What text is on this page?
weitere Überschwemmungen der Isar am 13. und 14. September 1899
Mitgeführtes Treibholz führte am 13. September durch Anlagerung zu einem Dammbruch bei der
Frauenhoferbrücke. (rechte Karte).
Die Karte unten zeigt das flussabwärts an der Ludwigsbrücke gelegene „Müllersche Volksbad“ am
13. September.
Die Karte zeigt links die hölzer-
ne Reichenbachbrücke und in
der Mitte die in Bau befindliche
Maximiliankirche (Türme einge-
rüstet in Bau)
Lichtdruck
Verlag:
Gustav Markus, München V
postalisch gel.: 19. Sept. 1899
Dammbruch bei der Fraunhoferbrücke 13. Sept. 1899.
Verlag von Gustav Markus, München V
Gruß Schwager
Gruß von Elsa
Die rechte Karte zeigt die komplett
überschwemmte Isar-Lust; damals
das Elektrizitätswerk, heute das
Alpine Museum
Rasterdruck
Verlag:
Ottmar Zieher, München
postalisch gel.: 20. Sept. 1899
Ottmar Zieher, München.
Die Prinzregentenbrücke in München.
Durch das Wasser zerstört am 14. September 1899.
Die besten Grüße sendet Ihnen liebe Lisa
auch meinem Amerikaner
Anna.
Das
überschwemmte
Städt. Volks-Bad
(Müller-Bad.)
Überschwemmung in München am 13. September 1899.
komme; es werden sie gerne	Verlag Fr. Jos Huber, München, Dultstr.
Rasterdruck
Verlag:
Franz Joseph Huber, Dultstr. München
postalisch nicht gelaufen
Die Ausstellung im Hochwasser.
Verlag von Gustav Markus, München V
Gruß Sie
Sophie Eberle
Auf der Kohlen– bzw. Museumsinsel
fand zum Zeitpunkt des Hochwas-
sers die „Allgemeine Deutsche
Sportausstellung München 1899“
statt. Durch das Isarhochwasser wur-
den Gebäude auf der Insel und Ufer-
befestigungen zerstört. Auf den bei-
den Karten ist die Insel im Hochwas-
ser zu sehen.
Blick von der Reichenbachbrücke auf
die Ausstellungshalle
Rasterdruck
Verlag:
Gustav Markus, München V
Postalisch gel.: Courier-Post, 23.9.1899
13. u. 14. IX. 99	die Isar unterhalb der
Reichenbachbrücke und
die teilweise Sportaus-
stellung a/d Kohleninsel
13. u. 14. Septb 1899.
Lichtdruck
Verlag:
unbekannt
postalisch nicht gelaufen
○ ○ ○ ○ ○
## What to do
Take the records above and return them exactly as written.

## Output
What text is on this page?
weitere Überschwemmungen der Isar am 13. und 14. September 1899
Mitgeführtes Treibholz führte am 13. September durch Anlagerung zu einem Dammbruch bei der
Frauenhoferbrücke. (rechte Karte).
Die Karte unten zeigt das flussabwärts an der Ludwigsbrücke gelegene „Müllersche Volksbad“ am
13. September.
Die Karte zeigt links die hölzer-
ne Reichenbachbrücke und in
der Mitte die in Bau befindliche
Maximiliankirche (Türme einge-
rüstet in Bau)
Lichtdruck
Verlag:
Gustav Markus, München V
postalisch gel.: 19. Sept. 1899
Dammbruch bei der Fraunhoferbrücke 13. Sept. 1899.
Verlag von Gustav Markus, München V
Gruß Schwager
Gruß von Elsa
Die rechte Karte zeigt die komplett
überschwemmte Isar-Lust; damals
das Elektrizitätswerk, heute das
Alpine Museum
Rasterdruck
Verlag:
Ottmar Zieher, München
postalisch gel.: 20. Sept. 1899
Ottmar Zieher, München.
Die Prinzregentenbrücke in München.
Durch das Wasser zerstört am 14. September 1899.
Die besten Grüße sendet Ihnen liebe Lisa
auch meinem Amerikaner
Anna.
Das
überschwemmte
Städt. Volks-Bad
(Müller-Bad.)
Überschwemmung in München am 13. September 1899.
komme; es werden sie gerne	Verlag Fr. Jos Huber, München, Dultstr.
Rasterdruck
Verlag:
Franz Joseph Huber, Dultstr. München
postalisch nicht gelaufen
Die Ausstellung im Hochwasser.
Verlag von Gustav Markus, München V
Gruß Sie
Sophie Eberle
Auf der Kohlen– bzw. Museumsinsel
fand zum Zeitpunkt des Hochwas-
sers die „Allgemeine Deutsche
Sportausstellung München 1899“
statt. Durch das Isarhochwasser wur-
den Gebäude auf der Insel und Ufer-
befestigungen zerstört. Auf den bei-
den Karten ist die Insel im Hochwas-
ser zu sehen.
Blick von der Reichenbachbrücke auf
die Ausstellungshalle
Rasterdruck
Verlag:
Gustav Markus, München V
Postalisch gel.: Courier-Post, 23.9.1899
13. u. 14. IX. 99	die Isar unterhalb der
Reichenbachbrücke und
die teilweise Sportaus-
stellung a/d Kohleninsel
13. u. 14. Septb 1899.
Lichtdruck
Verlag:
unbekannt
postalisch nicht gelaufen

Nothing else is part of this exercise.